From the listing below, pull out all lines with "xlabel" in them.

▶ [DATA SECTION]
---*---

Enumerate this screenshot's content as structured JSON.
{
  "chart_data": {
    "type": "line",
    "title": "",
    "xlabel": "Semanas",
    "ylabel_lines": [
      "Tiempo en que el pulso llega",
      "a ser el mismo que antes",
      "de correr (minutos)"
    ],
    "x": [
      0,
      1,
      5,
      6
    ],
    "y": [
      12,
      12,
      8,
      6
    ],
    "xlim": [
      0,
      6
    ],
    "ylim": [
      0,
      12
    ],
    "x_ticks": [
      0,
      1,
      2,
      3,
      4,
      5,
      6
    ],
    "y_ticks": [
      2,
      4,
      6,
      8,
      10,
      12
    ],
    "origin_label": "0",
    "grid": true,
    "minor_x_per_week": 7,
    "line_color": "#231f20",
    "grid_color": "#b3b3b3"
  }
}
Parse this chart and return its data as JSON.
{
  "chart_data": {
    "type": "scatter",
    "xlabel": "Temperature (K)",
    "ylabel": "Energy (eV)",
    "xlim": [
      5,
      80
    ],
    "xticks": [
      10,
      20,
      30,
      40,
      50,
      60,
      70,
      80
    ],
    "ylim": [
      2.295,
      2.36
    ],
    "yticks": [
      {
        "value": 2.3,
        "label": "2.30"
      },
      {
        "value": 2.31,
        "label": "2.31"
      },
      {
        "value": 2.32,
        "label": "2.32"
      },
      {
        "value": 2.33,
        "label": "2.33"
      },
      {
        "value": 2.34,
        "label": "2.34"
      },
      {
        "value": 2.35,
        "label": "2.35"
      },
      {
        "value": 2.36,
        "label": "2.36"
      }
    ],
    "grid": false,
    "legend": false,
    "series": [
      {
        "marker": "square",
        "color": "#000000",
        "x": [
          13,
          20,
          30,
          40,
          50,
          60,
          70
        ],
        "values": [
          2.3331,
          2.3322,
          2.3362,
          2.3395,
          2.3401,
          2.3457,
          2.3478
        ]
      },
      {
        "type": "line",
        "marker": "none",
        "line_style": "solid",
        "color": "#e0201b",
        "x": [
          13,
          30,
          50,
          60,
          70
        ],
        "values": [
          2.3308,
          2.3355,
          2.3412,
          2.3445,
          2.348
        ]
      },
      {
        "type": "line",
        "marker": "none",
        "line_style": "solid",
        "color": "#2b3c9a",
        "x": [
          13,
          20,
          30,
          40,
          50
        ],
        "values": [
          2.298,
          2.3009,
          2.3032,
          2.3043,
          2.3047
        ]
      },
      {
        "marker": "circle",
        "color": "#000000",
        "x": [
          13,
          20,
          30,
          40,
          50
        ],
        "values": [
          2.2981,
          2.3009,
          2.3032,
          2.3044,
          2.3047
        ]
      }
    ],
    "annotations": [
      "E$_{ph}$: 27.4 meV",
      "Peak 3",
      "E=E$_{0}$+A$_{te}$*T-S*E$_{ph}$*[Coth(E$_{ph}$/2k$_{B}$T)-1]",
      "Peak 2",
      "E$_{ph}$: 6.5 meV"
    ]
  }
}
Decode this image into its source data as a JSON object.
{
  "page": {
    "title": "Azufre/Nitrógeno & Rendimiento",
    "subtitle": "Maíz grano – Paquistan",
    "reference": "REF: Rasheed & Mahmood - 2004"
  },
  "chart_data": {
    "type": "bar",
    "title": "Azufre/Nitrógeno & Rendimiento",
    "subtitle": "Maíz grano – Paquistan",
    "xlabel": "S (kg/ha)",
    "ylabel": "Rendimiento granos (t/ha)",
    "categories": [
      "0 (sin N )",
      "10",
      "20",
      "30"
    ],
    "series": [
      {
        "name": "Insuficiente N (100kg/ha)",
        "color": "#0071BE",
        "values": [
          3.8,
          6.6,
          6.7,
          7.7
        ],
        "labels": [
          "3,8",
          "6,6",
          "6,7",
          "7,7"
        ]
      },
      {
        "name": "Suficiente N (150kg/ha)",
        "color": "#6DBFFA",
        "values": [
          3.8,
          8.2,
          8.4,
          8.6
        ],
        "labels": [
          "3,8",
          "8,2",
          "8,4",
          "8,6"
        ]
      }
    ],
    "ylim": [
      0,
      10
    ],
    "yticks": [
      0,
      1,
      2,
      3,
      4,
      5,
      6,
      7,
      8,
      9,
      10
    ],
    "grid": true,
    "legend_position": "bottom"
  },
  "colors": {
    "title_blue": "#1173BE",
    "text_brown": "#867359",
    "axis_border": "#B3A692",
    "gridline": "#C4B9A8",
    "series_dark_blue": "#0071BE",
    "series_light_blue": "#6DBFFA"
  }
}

---*---

▶ [THE COMPLETED TASK]
    "xlabel": "Semanas",
    "xlabel": "Temperature (K)",
    "xlabel": "S (kg/ha)",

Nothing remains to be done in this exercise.